Supplied material start

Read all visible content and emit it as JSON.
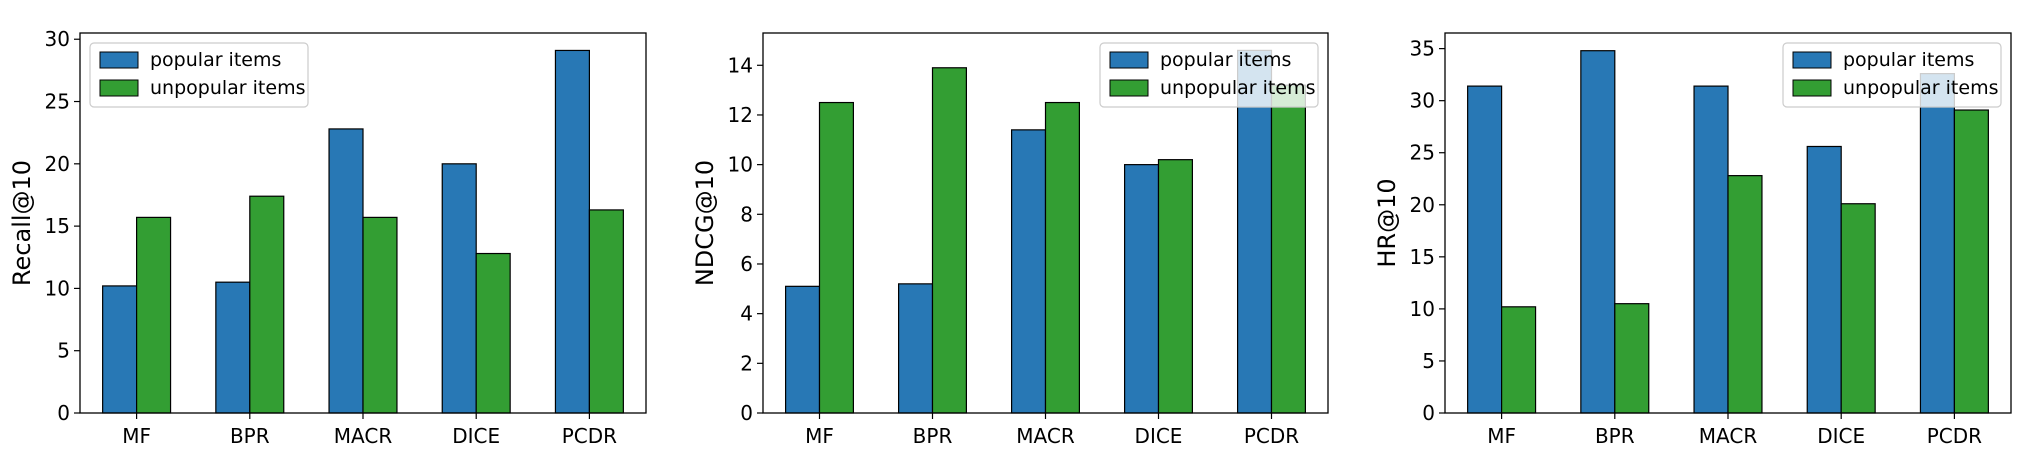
{
  "chart_data": [
    {
      "type": "bar",
      "categories": [
        "MF",
        "BPR",
        "MACR",
        "DICE",
        "PCDR"
      ],
      "series": [
        {
          "name": "popular items",
          "values": [
            10.2,
            10.5,
            22.8,
            20.0,
            29.1
          ]
        },
        {
          "name": "unpopular items",
          "values": [
            15.7,
            17.4,
            15.7,
            12.8,
            16.3
          ]
        }
      ],
      "xlabel": "",
      "ylabel": "Recall@10",
      "ylim": [
        0,
        30.5
      ],
      "yticks": [
        0,
        5,
        10,
        15,
        20,
        25,
        30
      ],
      "legend_position": "upper left",
      "grid": false
    },
    {
      "type": "bar",
      "categories": [
        "MF",
        "BPR",
        "MACR",
        "DICE",
        "PCDR"
      ],
      "series": [
        {
          "name": "popular items",
          "values": [
            5.1,
            5.2,
            11.4,
            10.0,
            14.6
          ]
        },
        {
          "name": "unpopular items",
          "values": [
            12.5,
            13.9,
            12.5,
            10.2,
            13.2
          ]
        }
      ],
      "xlabel": "",
      "ylabel": "NDCG@10",
      "ylim": [
        0,
        15.3
      ],
      "yticks": [
        0,
        2,
        4,
        6,
        8,
        10,
        12,
        14
      ],
      "legend_position": "upper right",
      "grid": false
    },
    {
      "type": "bar",
      "categories": [
        "MF",
        "BPR",
        "MACR",
        "DICE",
        "PCDR"
      ],
      "series": [
        {
          "name": "popular items",
          "values": [
            31.4,
            34.8,
            31.4,
            25.6,
            32.6
          ]
        },
        {
          "name": "unpopular items",
          "values": [
            10.2,
            10.5,
            22.8,
            20.1,
            29.1
          ]
        }
      ],
      "xlabel": "",
      "ylabel": "HR@10",
      "ylim": [
        0,
        36.5
      ],
      "yticks": [
        0,
        5,
        10,
        15,
        20,
        25,
        30,
        35
      ],
      "legend_position": "upper right",
      "grid": false
    }
  ],
  "colors": {
    "popular": "#2878b5",
    "unpopular": "#339e33",
    "edge": "#000000"
  }
}
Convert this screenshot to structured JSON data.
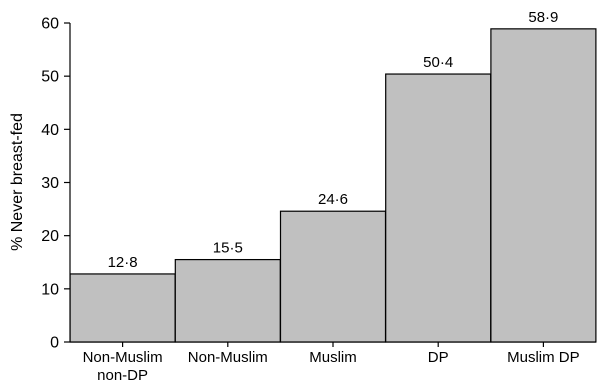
{
  "chart_data": {
    "type": "bar",
    "title": "",
    "xlabel": "",
    "ylabel": "% Never breast-fed",
    "ylim": [
      0,
      60
    ],
    "yticks": [
      0,
      10,
      20,
      30,
      40,
      50,
      60
    ],
    "grid": false,
    "legend": "none",
    "categories": [
      [
        "Non-Muslim",
        "non-DP"
      ],
      [
        "Non-Muslim"
      ],
      [
        "Muslim"
      ],
      [
        "DP"
      ],
      [
        "Muslim DP"
      ]
    ],
    "values": [
      12.8,
      15.5,
      24.6,
      50.4,
      58.9
    ],
    "data_labels": [
      "12·8",
      "15·5",
      "24·6",
      "50·4",
      "58·9"
    ],
    "bar_color": "#c0c0c0",
    "bar_edge_color": "#000000"
  }
}
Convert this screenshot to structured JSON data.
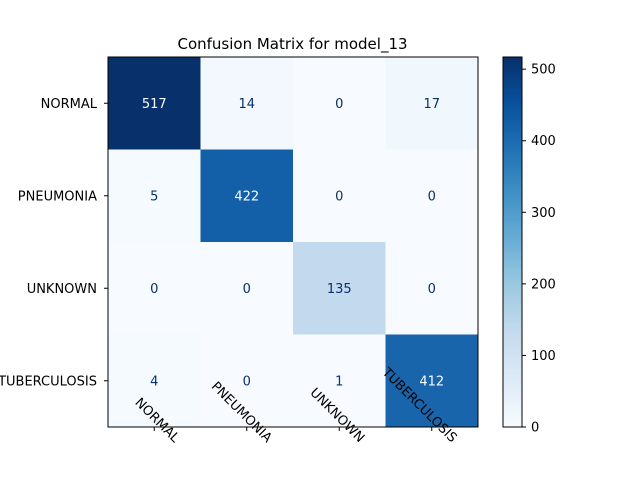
{
  "chart_data": {
    "type": "heatmap",
    "title": "Confusion Matrix for model_13",
    "xlabel": "",
    "ylabel": "",
    "row_labels": [
      "NORMAL",
      "PNEUMONIA",
      "UNKNOWN",
      "TUBERCULOSIS"
    ],
    "col_labels": [
      "NORMAL",
      "PNEUMONIA",
      "UNKNOWN",
      "TUBERCULOSIS"
    ],
    "values": [
      [
        517,
        14,
        0,
        17
      ],
      [
        5,
        422,
        0,
        0
      ],
      [
        0,
        0,
        135,
        0
      ],
      [
        4,
        0,
        1,
        412
      ]
    ],
    "colormap": "Blues",
    "vmin": 0,
    "vmax": 517,
    "colorbar_ticks": [
      0,
      100,
      200,
      300,
      400,
      500
    ],
    "text_colors": {
      "dark": "#08306b",
      "light": "#f7fbff"
    }
  }
}
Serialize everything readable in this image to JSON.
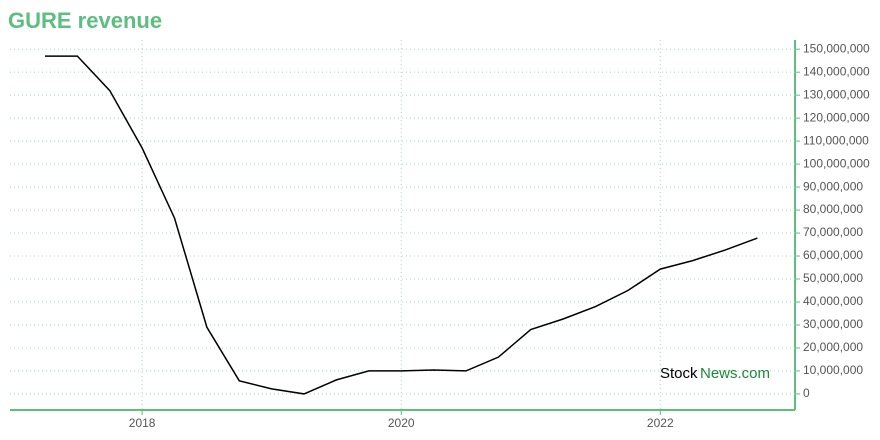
{
  "chart_data": {
    "type": "line",
    "title": "GURE revenue",
    "watermark": [
      "Stock",
      "News.com"
    ],
    "x": [
      2017.25,
      2017.5,
      2017.75,
      2018,
      2018.25,
      2018.5,
      2018.75,
      2019,
      2019.25,
      2019.5,
      2019.75,
      2020,
      2020.25,
      2020.5,
      2020.75,
      2021,
      2021.25,
      2021.5,
      2021.75,
      2022,
      2022.25,
      2022.5,
      2022.75
    ],
    "series": [
      {
        "name": "revenue",
        "color": "#000000",
        "values": [
          147000000,
          147000000,
          132000000,
          107000000,
          76500000,
          29000000,
          5700000,
          2200000,
          0,
          6100000,
          10000000,
          10000000,
          10400000,
          10000000,
          16000000,
          28000000,
          32600000,
          38000000,
          45000000,
          54300000,
          58000000,
          62600000,
          67800000
        ]
      }
    ],
    "xlim": [
      2016.98,
      2023.04
    ],
    "xticks": [
      2018,
      2020,
      2022
    ],
    "ylim": [
      -7000000,
      154000000
    ],
    "yticks": [
      0,
      {
        "value": 10000000,
        "label": "10,000,000"
      },
      {
        "value": 20000000,
        "label": "20,000,000"
      },
      {
        "value": 30000000,
        "label": "30,000,000"
      },
      {
        "value": 40000000,
        "label": "40,000,000"
      },
      {
        "value": 50000000,
        "label": "50,000,000"
      },
      {
        "value": 60000000,
        "label": "60,000,000"
      },
      {
        "value": 70000000,
        "label": "70,000,000"
      },
      {
        "value": 80000000,
        "label": "80,000,000"
      },
      {
        "value": 90000000,
        "label": "90,000,000"
      },
      {
        "value": 100000000,
        "label": "100,000,000"
      },
      {
        "value": 110000000,
        "label": "110,000,000"
      },
      {
        "value": 120000000,
        "label": "120,000,000"
      },
      {
        "value": 130000000,
        "label": "130,000,000"
      },
      {
        "value": 140000000,
        "label": "140,000,000"
      },
      {
        "value": 150000000,
        "label": "150,000,000"
      }
    ],
    "grid": true,
    "axis_color": "#5cbf7f"
  }
}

Supplied material end

**Stated goal**
Send back the data above word for word, with the pictures left out.

**Complete response**
Read all visible content and emit it as JSON.
{
  "chart_data": [
    {
      "type": "bar",
      "categories": [
        "MF",
        "BPR",
        "MACR",
        "DICE",
        "PCDR"
      ],
      "series": [
        {
          "name": "popular items",
          "values": [
            10.2,
            10.5,
            22.8,
            20.0,
            29.1
          ]
        },
        {
          "name": "unpopular items",
          "values": [
            15.7,
            17.4,
            15.7,
            12.8,
            16.3
          ]
        }
      ],
      "xlabel": "",
      "ylabel": "Recall@10",
      "ylim": [
        0,
        30.5
      ],
      "yticks": [
        0,
        5,
        10,
        15,
        20,
        25,
        30
      ],
      "legend_position": "upper left",
      "grid": false
    },
    {
      "type": "bar",
      "categories": [
        "MF",
        "BPR",
        "MACR",
        "DICE",
        "PCDR"
      ],
      "series": [
        {
          "name": "popular items",
          "values": [
            5.1,
            5.2,
            11.4,
            10.0,
            14.6
          ]
        },
        {
          "name": "unpopular items",
          "values": [
            12.5,
            13.9,
            12.5,
            10.2,
            13.2
          ]
        }
      ],
      "xlabel": "",
      "ylabel": "NDCG@10",
      "ylim": [
        0,
        15.3
      ],
      "yticks": [
        0,
        2,
        4,
        6,
        8,
        10,
        12,
        14
      ],
      "legend_position": "upper right",
      "grid": false
    },
    {
      "type": "bar",
      "categories": [
        "MF",
        "BPR",
        "MACR",
        "DICE",
        "PCDR"
      ],
      "series": [
        {
          "name": "popular items",
          "values": [
            31.4,
            34.8,
            31.4,
            25.6,
            32.6
          ]
        },
        {
          "name": "unpopular items",
          "values": [
            10.2,
            10.5,
            22.8,
            20.1,
            29.1
          ]
        }
      ],
      "xlabel": "",
      "ylabel": "HR@10",
      "ylim": [
        0,
        36.5
      ],
      "yticks": [
        0,
        5,
        10,
        15,
        20,
        25,
        30,
        35
      ],
      "legend_position": "upper right",
      "grid": false
    }
  ],
  "colors": {
    "popular": "#2878b5",
    "unpopular": "#339e33",
    "edge": "#000000"
  }
}
Convert this screenshot to structured JSON data.
{
  "chart_data": {
    "type": "bar",
    "title": "",
    "xlabel": "",
    "ylabel": "% Never breast-fed",
    "ylim": [
      0,
      60
    ],
    "yticks": [
      0,
      10,
      20,
      30,
      40,
      50,
      60
    ],
    "grid": false,
    "legend": "none",
    "categories": [
      [
        "Non-Muslim",
        "non-DP"
      ],
      [
        "Non-Muslim"
      ],
      [
        "Muslim"
      ],
      [
        "DP"
      ],
      [
        "Muslim DP"
      ]
    ],
    "values": [
      12.8,
      15.5,
      24.6,
      50.4,
      58.9
    ],
    "data_labels": [
      "12·8",
      "15·5",
      "24·6",
      "50·4",
      "58·9"
    ],
    "bar_color": "#c0c0c0",
    "bar_edge_color": "#000000"
  }
}
Convert this screenshot to structured JSON data.
{
  "chart_data": {
    "type": "heatmap",
    "title": "Confusion Matrix for model_13",
    "xlabel": "",
    "ylabel": "",
    "row_labels": [
      "NORMAL",
      "PNEUMONIA",
      "UNKNOWN",
      "TUBERCULOSIS"
    ],
    "col_labels": [
      "NORMAL",
      "PNEUMONIA",
      "UNKNOWN",
      "TUBERCULOSIS"
    ],
    "values": [
      [
        517,
        14,
        0,
        17
      ],
      [
        5,
        422,
        0,
        0
      ],
      [
        0,
        0,
        135,
        0
      ],
      [
        4,
        0,
        1,
        412
      ]
    ],
    "colormap": "Blues",
    "vmin": 0,
    "vmax": 517,
    "colorbar_ticks": [
      0,
      100,
      200,
      300,
      400,
      500
    ],
    "text_colors": {
      "dark": "#08306b",
      "light": "#f7fbff"
    }
  }
}
Serialize everything readable in this image to JSON.
{
  "chart_data": {
    "type": "line",
    "title": "GURE revenue",
    "watermark": [
      "Stock",
      "News.com"
    ],
    "x": [
      2017.25,
      2017.5,
      2017.75,
      2018,
      2018.25,
      2018.5,
      2018.75,
      2019,
      2019.25,
      2019.5,
      2019.75,
      2020,
      2020.25,
      2020.5,
      2020.75,
      2021,
      2021.25,
      2021.5,
      2021.75,
      2022,
      2022.25,
      2022.5,
      2022.75
    ],
    "series": [
      {
        "name": "revenue",
        "color": "#000000",
        "values": [
          147000000,
          147000000,
          132000000,
          107000000,
          76500000,
          29000000,
          5700000,
          2200000,
          0,
          6100000,
          10000000,
          10000000,
          10400000,
          10000000,
          16000000,
          28000000,
          32600000,
          38000000,
          45000000,
          54300000,
          58000000,
          62600000,
          67800000
        ]
      }
    ],
    "xlim": [
      2016.98,
      2023.04
    ],
    "xticks": [
      2018,
      2020,
      2022
    ],
    "ylim": [
      -7000000,
      154000000
    ],
    "yticks": [
      0,
      {
        "value": 10000000,
        "label": "10,000,000"
      },
      {
        "value": 20000000,
        "label": "20,000,000"
      },
      {
        "value": 30000000,
        "label": "30,000,000"
      },
      {
        "value": 40000000,
        "label": "40,000,000"
      },
      {
        "value": 50000000,
        "label": "50,000,000"
      },
      {
        "value": 60000000,
        "label": "60,000,000"
      },
      {
        "value": 70000000,
        "label": "70,000,000"
      },
      {
        "value": 80000000,
        "label": "80,000,000"
      },
      {
        "value": 90000000,
        "label": "90,000,000"
      },
      {
        "value": 100000000,
        "label": "100,000,000"
      },
      {
        "value": 110000000,
        "label": "110,000,000"
      },
      {
        "value": 120000000,
        "label": "120,000,000"
      },
      {
        "value": 130000000,
        "label": "130,000,000"
      },
      {
        "value": 140000000,
        "label": "140,000,000"
      },
      {
        "value": 150000000,
        "label": "150,000,000"
      }
    ],
    "grid": true,
    "axis_color": "#5cbf7f"
  }
}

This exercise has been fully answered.